▶ TASK GOAL: Each entry that follows is to be retyped exactly. Pictures do not belong in the copy.

▶ RECORD EXTRACTS:
=======

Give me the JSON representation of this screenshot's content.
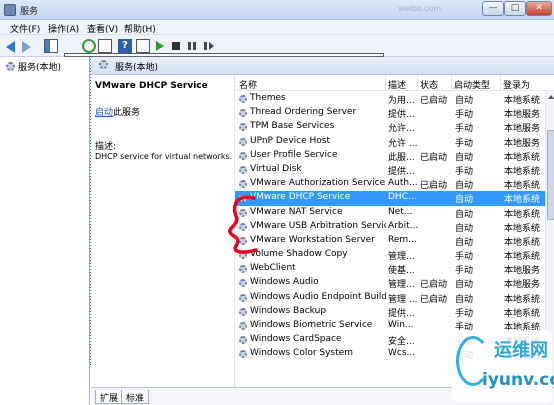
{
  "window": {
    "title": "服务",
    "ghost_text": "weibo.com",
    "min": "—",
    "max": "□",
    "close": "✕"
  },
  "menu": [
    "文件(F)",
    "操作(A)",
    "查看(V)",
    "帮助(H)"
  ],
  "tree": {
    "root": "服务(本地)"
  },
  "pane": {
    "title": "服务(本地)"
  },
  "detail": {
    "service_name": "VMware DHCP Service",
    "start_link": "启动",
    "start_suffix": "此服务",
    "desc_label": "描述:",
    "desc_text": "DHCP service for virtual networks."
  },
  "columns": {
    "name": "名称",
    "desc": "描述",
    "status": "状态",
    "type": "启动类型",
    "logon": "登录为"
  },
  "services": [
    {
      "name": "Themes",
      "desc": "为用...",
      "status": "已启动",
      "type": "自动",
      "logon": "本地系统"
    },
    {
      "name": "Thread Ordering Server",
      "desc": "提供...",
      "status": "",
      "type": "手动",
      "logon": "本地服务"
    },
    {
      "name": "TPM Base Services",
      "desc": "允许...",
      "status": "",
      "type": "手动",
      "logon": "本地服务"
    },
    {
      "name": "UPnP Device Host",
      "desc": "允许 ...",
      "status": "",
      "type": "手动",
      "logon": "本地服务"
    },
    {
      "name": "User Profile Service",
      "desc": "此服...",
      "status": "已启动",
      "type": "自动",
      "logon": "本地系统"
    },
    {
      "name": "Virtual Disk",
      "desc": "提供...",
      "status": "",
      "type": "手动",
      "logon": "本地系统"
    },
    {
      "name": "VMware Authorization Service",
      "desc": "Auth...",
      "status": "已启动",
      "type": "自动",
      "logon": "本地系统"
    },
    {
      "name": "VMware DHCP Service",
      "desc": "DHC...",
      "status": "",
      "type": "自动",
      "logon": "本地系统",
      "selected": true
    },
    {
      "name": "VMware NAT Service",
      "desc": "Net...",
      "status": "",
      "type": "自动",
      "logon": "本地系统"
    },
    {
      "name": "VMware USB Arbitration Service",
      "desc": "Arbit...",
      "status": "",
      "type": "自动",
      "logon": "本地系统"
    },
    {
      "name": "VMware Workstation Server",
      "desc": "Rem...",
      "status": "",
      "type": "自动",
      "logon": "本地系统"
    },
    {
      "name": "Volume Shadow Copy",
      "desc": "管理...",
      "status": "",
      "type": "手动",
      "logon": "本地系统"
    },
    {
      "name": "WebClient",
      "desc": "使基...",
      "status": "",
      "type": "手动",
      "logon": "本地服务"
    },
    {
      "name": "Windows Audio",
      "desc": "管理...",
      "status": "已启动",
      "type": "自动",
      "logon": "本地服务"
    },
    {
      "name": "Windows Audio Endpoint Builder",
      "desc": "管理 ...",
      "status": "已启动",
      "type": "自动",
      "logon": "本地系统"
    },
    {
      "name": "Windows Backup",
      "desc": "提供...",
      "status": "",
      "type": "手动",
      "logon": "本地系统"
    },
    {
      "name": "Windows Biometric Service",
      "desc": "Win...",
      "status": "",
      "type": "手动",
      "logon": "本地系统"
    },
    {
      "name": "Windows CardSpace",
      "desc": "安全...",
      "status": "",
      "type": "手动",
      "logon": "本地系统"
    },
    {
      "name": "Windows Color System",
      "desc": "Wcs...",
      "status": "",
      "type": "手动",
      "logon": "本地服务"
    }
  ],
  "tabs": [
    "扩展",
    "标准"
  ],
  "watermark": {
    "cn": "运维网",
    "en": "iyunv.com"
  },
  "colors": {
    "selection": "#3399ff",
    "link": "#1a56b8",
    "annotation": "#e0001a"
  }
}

=======

▶ TASK SOLUTION:
Give me the JSON representation of this screenshot's content.
{
  "window": {
    "title": "服务",
    "ghost_text": "weibo.com",
    "min": "—",
    "max": "□",
    "close": "✕"
  },
  "menu": [
    "文件(F)",
    "操作(A)",
    "查看(V)",
    "帮助(H)"
  ],
  "tree": {
    "root": "服务(本地)"
  },
  "pane": {
    "title": "服务(本地)"
  },
  "detail": {
    "service_name": "VMware DHCP Service",
    "start_link": "启动",
    "start_suffix": "此服务",
    "desc_label": "描述:",
    "desc_text": "DHCP service for virtual networks."
  },
  "columns": {
    "name": "名称",
    "desc": "描述",
    "status": "状态",
    "type": "启动类型",
    "logon": "登录为"
  },
  "services": [
    {
      "name": "Themes",
      "desc": "为用...",
      "status": "已启动",
      "type": "自动",
      "logon": "本地系统"
    },
    {
      "name": "Thread Ordering Server",
      "desc": "提供...",
      "status": "",
      "type": "手动",
      "logon": "本地服务"
    },
    {
      "name": "TPM Base Services",
      "desc": "允许...",
      "status": "",
      "type": "手动",
      "logon": "本地服务"
    },
    {
      "name": "UPnP Device Host",
      "desc": "允许 ...",
      "status": "",
      "type": "手动",
      "logon": "本地服务"
    },
    {
      "name": "User Profile Service",
      "desc": "此服...",
      "status": "已启动",
      "type": "自动",
      "logon": "本地系统"
    },
    {
      "name": "Virtual Disk",
      "desc": "提供...",
      "status": "",
      "type": "手动",
      "logon": "本地系统"
    },
    {
      "name": "VMware Authorization Service",
      "desc": "Auth...",
      "status": "已启动",
      "type": "自动",
      "logon": "本地系统"
    },
    {
      "name": "VMware DHCP Service",
      "desc": "DHC...",
      "status": "",
      "type": "自动",
      "logon": "本地系统",
      "selected": true
    },
    {
      "name": "VMware NAT Service",
      "desc": "Net...",
      "status": "",
      "type": "自动",
      "logon": "本地系统"
    },
    {
      "name": "VMware USB Arbitration Service",
      "desc": "Arbit...",
      "status": "",
      "type": "自动",
      "logon": "本地系统"
    },
    {
      "name": "VMware Workstation Server",
      "desc": "Rem...",
      "status": "",
      "type": "自动",
      "logon": "本地系统"
    },
    {
      "name": "Volume Shadow Copy",
      "desc": "管理...",
      "status": "",
      "type": "手动",
      "logon": "本地系统"
    },
    {
      "name": "WebClient",
      "desc": "使基...",
      "status": "",
      "type": "手动",
      "logon": "本地服务"
    },
    {
      "name": "Windows Audio",
      "desc": "管理...",
      "status": "已启动",
      "type": "自动",
      "logon": "本地服务"
    },
    {
      "name": "Windows Audio Endpoint Builder",
      "desc": "管理 ...",
      "status": "已启动",
      "type": "自动",
      "logon": "本地系统"
    },
    {
      "name": "Windows Backup",
      "desc": "提供...",
      "status": "",
      "type": "手动",
      "logon": "本地系统"
    },
    {
      "name": "Windows Biometric Service",
      "desc": "Win...",
      "status": "",
      "type": "手动",
      "logon": "本地系统"
    },
    {
      "name": "Windows CardSpace",
      "desc": "安全...",
      "status": "",
      "type": "手动",
      "logon": "本地系统"
    },
    {
      "name": "Windows Color System",
      "desc": "Wcs...",
      "status": "",
      "type": "手动",
      "logon": "本地服务"
    }
  ],
  "tabs": [
    "扩展",
    "标准"
  ],
  "watermark": {
    "cn": "运维网",
    "en": "iyunv.com"
  },
  "colors": {
    "selection": "#3399ff",
    "link": "#1a56b8",
    "annotation": "#e0001a"
  }
}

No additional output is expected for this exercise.